------ Extracted material

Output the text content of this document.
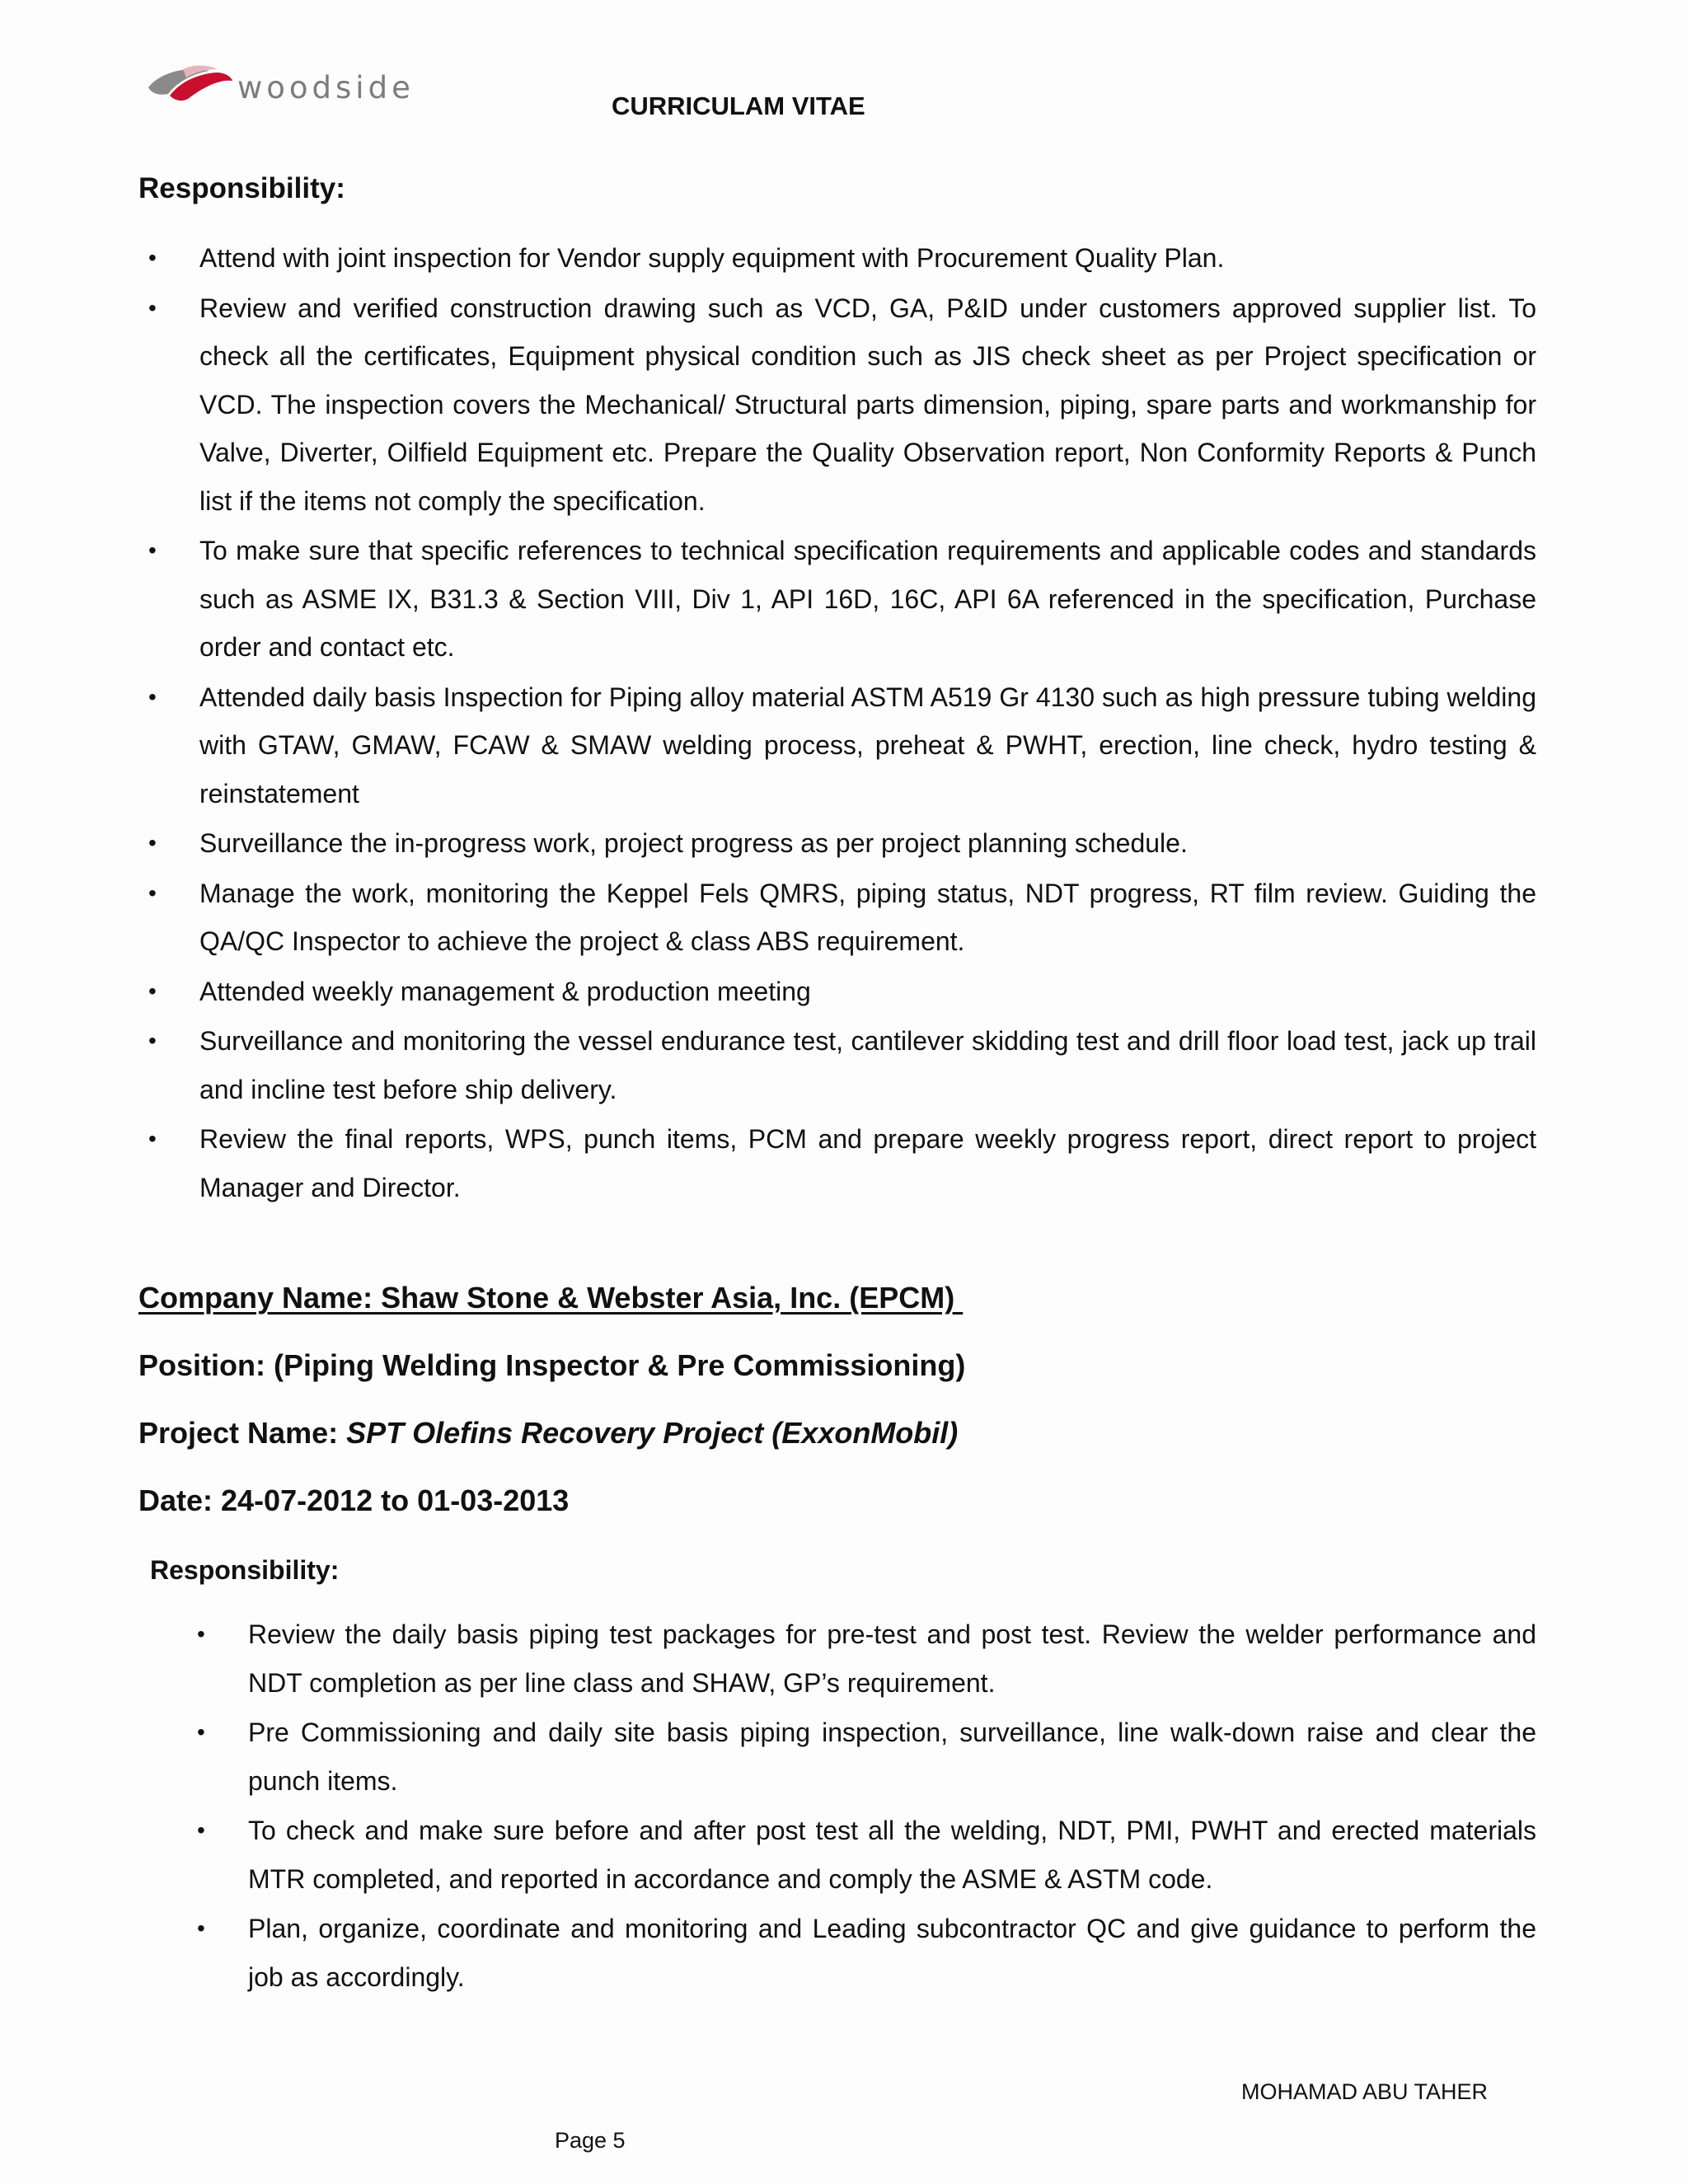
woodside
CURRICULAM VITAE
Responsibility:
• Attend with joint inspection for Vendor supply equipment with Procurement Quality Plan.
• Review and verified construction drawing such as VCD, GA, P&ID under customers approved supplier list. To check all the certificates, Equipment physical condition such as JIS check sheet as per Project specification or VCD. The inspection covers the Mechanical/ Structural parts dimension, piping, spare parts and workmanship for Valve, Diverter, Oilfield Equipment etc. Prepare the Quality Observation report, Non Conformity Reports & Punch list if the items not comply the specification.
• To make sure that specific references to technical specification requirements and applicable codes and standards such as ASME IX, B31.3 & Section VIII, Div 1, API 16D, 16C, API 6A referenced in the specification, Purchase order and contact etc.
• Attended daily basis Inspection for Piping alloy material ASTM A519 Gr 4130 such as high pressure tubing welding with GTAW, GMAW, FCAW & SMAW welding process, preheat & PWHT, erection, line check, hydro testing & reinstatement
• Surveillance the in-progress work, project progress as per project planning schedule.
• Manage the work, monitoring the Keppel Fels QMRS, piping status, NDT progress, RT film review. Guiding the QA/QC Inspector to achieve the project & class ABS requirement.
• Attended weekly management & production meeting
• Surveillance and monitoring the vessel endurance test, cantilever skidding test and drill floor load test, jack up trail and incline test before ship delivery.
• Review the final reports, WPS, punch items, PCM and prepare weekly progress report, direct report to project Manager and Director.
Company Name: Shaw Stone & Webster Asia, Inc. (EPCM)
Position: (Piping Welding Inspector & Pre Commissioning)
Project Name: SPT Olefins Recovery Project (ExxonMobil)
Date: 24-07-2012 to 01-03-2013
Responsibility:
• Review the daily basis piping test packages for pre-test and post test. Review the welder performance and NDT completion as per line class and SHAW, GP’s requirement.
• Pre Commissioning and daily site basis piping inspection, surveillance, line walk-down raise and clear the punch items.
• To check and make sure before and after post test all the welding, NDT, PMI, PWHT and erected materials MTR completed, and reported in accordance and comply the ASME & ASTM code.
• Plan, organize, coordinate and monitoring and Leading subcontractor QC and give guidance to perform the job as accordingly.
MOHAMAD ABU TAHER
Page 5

------------

State the count of lines above containing the string "before", and add nothing to it.

2